Task statement: Omit all images. Transcribe the rest of the material below exactly.

Recorded data:
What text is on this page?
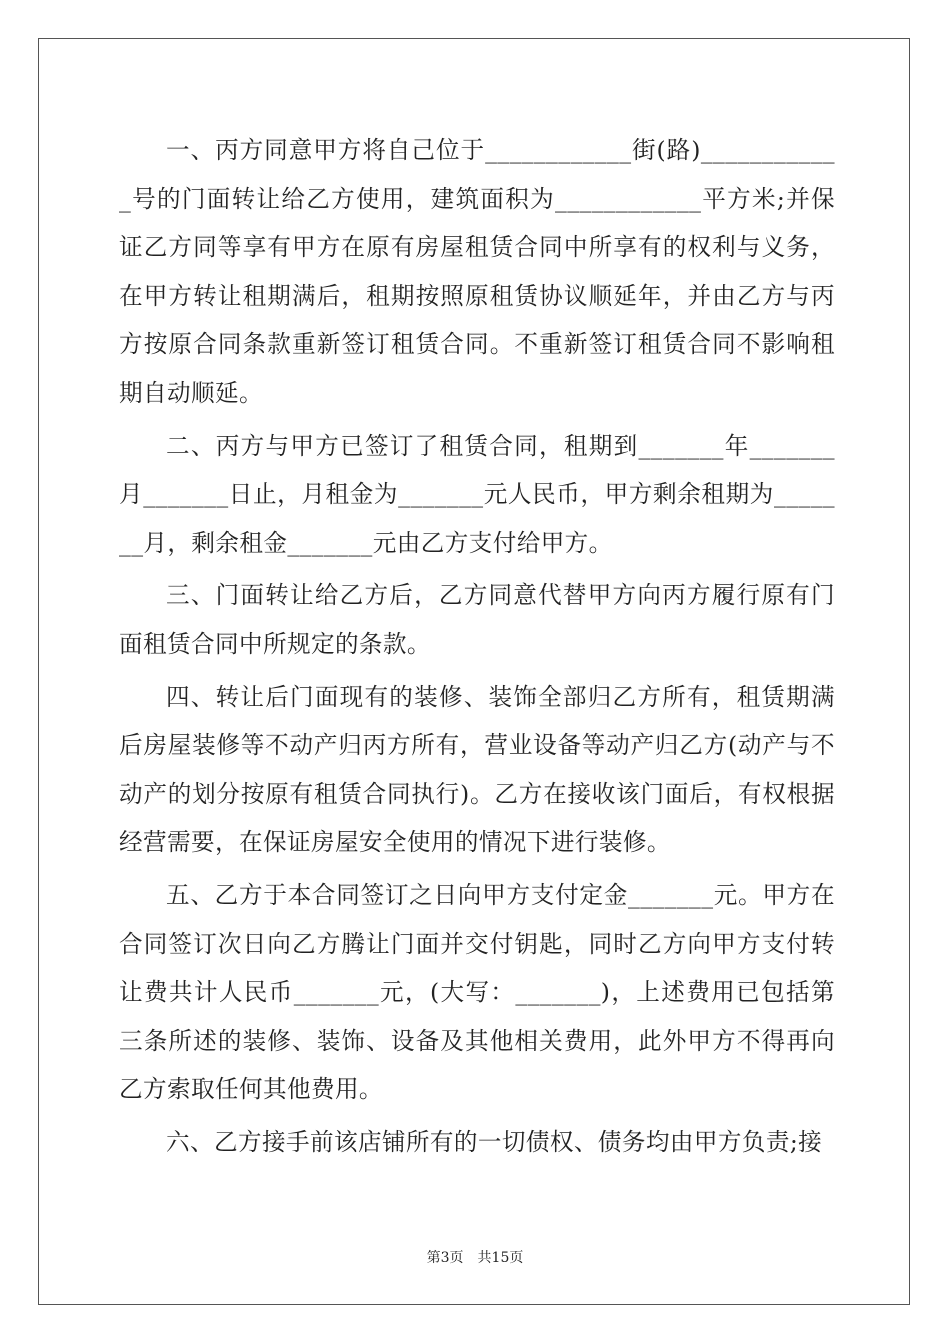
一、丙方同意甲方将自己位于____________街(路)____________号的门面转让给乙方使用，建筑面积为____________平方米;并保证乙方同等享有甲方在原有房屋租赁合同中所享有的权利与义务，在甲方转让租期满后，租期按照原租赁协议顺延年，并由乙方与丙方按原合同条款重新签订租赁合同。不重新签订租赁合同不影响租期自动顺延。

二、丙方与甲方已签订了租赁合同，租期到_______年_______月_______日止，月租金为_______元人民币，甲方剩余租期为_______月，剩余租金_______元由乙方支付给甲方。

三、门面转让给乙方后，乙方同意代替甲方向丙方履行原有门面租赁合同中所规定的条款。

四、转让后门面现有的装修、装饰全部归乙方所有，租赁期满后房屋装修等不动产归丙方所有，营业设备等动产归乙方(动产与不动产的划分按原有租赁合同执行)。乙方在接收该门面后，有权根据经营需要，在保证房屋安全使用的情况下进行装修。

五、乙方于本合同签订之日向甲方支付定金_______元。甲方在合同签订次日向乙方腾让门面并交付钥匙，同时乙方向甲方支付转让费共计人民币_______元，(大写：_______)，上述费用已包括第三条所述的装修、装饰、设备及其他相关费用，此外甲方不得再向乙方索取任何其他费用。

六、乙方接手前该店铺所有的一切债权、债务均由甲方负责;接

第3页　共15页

Completed exercise:
What text is on this page?
一、丙方同意甲方将自己位于____________街(路)____________号的门面转让给乙方使用，建筑面积为____________平方米;并保证乙方同等享有甲方在原有房屋租赁合同中所享有的权利与义务，在甲方转让租期满后，租期按照原租赁协议顺延年，并由乙方与丙方按原合同条款重新签订租赁合同。不重新签订租赁合同不影响租期自动顺延。

二、丙方与甲方已签订了租赁合同，租期到_______年_______月_______日止，月租金为_______元人民币，甲方剩余租期为_______月，剩余租金_______元由乙方支付给甲方。

三、门面转让给乙方后，乙方同意代替甲方向丙方履行原有门面租赁合同中所规定的条款。

四、转让后门面现有的装修、装饰全部归乙方所有，租赁期满后房屋装修等不动产归丙方所有，营业设备等动产归乙方(动产与不动产的划分按原有租赁合同执行)。乙方在接收该门面后，有权根据经营需要，在保证房屋安全使用的情况下进行装修。

五、乙方于本合同签订之日向甲方支付定金_______元。甲方在合同签订次日向乙方腾让门面并交付钥匙，同时乙方向甲方支付转让费共计人民币_______元，(大写：_______)，上述费用已包括第三条所述的装修、装饰、设备及其他相关费用，此外甲方不得再向乙方索取任何其他费用。

六、乙方接手前该店铺所有的一切债权、债务均由甲方负责;接

第3页　共15页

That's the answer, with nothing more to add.